[Figure dataset records]
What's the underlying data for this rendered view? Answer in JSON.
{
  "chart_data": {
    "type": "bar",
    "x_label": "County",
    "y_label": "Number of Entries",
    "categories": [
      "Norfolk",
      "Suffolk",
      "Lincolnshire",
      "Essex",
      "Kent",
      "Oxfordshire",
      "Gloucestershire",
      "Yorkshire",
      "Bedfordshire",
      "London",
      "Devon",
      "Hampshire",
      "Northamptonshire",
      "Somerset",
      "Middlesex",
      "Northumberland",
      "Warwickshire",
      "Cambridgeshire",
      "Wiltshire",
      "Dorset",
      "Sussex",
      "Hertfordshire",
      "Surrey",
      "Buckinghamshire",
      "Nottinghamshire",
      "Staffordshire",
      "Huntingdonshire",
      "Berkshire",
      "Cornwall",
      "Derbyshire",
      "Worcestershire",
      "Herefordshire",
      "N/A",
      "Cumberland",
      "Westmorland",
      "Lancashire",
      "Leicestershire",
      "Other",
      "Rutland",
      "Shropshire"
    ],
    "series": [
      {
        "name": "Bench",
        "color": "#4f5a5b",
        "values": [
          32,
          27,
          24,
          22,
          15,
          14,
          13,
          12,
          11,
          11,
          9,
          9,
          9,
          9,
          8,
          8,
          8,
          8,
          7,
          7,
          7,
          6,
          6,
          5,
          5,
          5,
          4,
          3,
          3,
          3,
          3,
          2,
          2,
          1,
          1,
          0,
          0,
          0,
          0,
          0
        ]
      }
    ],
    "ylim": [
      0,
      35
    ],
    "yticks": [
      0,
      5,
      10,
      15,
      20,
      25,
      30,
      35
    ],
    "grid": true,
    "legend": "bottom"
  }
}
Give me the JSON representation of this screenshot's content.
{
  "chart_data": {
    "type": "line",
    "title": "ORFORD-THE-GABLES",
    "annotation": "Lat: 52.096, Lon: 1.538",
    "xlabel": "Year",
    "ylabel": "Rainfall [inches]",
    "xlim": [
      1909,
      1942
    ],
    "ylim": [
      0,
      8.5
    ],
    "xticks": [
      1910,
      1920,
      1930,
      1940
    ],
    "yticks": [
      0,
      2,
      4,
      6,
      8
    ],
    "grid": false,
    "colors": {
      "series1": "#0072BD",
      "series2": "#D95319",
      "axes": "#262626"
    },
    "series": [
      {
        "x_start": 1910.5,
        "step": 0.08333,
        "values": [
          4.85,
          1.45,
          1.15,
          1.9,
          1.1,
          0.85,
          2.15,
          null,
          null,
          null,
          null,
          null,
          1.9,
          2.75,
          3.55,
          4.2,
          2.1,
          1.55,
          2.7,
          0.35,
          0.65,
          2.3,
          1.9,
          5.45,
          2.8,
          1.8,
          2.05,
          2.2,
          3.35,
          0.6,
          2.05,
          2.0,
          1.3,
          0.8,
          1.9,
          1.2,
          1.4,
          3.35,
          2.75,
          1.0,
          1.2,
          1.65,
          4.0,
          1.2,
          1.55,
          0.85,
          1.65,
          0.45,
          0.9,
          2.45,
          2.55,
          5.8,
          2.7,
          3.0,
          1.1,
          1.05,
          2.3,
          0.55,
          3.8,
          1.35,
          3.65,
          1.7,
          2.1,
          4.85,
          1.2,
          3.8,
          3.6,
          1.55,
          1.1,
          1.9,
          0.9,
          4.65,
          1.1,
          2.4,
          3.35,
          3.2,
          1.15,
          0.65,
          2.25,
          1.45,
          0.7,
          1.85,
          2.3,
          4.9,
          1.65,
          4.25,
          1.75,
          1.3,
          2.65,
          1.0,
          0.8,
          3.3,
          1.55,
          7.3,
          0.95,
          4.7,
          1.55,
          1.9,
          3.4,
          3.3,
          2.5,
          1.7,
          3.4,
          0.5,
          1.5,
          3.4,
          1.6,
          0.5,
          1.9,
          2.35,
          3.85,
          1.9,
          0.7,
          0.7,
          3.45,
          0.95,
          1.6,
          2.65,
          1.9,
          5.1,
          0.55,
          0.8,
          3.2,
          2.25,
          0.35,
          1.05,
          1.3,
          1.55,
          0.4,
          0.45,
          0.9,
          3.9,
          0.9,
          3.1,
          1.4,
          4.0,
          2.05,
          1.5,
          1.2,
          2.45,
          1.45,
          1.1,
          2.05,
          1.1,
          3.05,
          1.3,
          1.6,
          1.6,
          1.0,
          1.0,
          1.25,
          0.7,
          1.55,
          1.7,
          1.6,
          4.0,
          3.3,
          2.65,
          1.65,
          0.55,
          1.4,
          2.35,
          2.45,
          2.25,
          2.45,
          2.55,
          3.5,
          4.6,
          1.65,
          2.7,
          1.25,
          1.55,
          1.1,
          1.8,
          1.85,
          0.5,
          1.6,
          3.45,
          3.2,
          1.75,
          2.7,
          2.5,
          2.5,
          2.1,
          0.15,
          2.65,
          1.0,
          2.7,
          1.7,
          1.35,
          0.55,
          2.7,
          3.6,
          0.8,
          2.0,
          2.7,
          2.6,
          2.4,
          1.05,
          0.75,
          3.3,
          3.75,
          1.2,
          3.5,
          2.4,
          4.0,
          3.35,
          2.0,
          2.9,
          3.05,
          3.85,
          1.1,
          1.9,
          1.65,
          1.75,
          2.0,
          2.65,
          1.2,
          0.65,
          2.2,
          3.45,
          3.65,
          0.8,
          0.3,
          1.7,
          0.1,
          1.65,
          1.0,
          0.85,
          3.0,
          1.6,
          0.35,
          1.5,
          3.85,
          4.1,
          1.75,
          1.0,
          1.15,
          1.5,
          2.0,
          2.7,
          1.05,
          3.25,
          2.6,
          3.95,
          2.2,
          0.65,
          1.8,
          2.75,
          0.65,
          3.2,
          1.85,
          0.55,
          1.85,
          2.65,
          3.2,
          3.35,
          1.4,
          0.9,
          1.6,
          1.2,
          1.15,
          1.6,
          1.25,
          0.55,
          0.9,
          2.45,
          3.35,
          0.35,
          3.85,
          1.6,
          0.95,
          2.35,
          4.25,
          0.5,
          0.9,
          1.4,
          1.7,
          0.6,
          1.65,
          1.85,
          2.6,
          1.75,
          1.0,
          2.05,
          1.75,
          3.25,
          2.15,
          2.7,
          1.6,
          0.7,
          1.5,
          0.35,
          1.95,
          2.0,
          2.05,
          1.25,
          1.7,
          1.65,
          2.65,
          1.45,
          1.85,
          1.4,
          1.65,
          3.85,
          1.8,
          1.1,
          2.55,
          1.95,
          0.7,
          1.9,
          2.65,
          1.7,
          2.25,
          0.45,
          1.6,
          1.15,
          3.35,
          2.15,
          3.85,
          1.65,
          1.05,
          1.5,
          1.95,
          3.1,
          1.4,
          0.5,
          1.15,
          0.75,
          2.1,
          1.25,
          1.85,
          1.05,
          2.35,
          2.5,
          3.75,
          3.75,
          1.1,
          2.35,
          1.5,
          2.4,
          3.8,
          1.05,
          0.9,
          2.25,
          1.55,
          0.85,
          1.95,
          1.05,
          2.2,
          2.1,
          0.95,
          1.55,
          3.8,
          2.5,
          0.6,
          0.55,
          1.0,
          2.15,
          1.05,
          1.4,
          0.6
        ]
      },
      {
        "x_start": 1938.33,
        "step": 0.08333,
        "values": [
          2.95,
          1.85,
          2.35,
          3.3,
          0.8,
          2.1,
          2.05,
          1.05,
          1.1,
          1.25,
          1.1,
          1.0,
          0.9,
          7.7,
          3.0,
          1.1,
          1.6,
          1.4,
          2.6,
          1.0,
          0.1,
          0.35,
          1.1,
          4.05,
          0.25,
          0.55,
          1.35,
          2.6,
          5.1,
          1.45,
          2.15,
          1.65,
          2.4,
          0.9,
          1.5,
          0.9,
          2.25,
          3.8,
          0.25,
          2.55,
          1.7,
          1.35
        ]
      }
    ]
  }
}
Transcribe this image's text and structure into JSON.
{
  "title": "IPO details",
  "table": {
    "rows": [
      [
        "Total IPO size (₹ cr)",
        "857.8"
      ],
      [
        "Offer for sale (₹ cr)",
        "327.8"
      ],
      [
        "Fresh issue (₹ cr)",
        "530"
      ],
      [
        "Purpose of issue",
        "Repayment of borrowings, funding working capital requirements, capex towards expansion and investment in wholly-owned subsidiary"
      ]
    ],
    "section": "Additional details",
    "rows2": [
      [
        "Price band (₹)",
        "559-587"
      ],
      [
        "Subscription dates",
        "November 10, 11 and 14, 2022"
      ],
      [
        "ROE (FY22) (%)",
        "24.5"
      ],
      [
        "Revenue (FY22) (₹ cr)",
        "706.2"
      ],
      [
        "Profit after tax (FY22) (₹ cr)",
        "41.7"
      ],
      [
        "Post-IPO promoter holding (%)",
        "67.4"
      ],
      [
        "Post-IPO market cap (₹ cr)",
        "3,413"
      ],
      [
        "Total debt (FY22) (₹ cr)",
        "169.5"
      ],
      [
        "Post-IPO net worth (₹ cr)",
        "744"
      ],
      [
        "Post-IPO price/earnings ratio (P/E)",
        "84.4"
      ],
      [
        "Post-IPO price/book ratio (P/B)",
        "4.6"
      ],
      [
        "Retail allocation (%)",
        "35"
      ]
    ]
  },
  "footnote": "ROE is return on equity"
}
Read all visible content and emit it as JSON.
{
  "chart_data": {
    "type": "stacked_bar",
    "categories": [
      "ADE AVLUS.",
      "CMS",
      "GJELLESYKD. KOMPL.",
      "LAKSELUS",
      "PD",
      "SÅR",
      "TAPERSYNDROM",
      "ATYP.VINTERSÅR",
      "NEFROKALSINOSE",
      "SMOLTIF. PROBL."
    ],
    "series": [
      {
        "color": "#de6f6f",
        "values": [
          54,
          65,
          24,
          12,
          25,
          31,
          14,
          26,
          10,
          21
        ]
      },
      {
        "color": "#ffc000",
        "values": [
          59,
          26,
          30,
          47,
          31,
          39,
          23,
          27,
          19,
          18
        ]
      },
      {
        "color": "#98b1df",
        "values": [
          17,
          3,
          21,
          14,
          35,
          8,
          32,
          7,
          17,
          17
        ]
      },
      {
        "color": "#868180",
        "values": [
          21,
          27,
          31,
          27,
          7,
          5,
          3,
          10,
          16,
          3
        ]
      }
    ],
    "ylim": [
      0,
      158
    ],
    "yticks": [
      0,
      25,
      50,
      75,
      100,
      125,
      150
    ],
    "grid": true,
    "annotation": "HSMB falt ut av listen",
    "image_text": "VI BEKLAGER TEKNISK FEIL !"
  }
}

WHAT YOU NEED TO DO: In the material above, find each line that contains the word "title", and select it.

RIGHT ANSWER:
    "title": "ORFORD-THE-GABLES",
  "title": "IPO details",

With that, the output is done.